Requirements
For each line of the data below that holds "JSON", copy the line.

Extracted records
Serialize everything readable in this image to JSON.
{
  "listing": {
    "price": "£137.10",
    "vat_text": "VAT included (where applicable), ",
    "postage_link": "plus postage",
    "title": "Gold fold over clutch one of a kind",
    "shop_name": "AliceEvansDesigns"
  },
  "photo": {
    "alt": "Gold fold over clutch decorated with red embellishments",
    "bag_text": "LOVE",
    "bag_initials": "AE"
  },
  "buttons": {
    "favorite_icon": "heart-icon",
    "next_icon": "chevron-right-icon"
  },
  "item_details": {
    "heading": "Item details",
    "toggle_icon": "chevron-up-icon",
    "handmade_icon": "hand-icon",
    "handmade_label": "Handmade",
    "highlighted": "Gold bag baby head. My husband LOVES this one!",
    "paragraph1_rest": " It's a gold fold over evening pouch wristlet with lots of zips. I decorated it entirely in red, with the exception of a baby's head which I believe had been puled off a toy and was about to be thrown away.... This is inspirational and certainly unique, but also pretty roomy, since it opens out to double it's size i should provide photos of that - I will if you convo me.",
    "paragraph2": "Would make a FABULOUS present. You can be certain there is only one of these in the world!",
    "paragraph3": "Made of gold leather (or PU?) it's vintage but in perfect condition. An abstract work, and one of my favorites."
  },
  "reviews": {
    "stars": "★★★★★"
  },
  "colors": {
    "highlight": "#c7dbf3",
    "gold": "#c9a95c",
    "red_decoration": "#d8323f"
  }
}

==

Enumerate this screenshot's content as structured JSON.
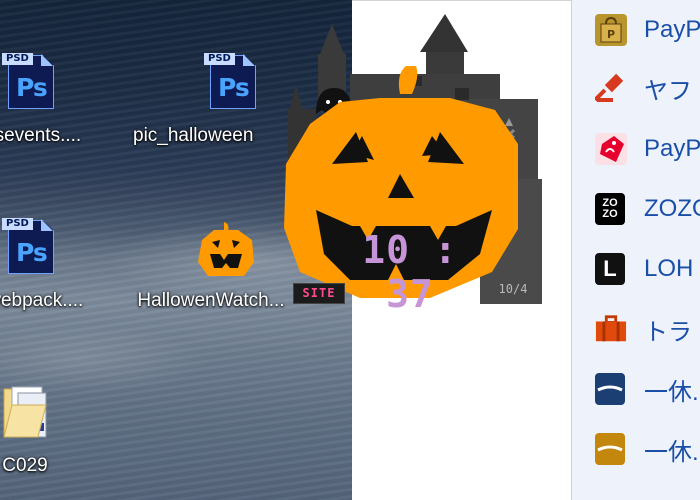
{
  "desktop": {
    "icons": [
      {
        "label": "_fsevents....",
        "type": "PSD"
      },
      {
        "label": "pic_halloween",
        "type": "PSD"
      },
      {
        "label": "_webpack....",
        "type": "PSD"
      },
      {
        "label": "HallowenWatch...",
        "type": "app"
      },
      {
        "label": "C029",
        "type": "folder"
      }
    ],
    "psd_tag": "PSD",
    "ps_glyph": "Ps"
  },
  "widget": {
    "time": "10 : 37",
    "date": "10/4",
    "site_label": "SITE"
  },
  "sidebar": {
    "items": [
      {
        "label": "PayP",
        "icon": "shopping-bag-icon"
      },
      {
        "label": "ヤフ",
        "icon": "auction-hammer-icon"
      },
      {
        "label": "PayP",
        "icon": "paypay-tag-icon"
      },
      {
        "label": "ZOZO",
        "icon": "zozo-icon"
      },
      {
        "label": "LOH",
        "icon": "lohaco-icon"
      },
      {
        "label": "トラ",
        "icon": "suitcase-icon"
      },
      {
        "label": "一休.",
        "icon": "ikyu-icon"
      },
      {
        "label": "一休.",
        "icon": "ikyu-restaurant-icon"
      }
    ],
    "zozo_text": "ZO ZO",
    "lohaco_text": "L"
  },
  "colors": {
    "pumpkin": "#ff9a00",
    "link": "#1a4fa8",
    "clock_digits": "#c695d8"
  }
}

Written answer
Serialize everything readable in this image to JSON.
Enumerate this screenshot's content as structured JSON.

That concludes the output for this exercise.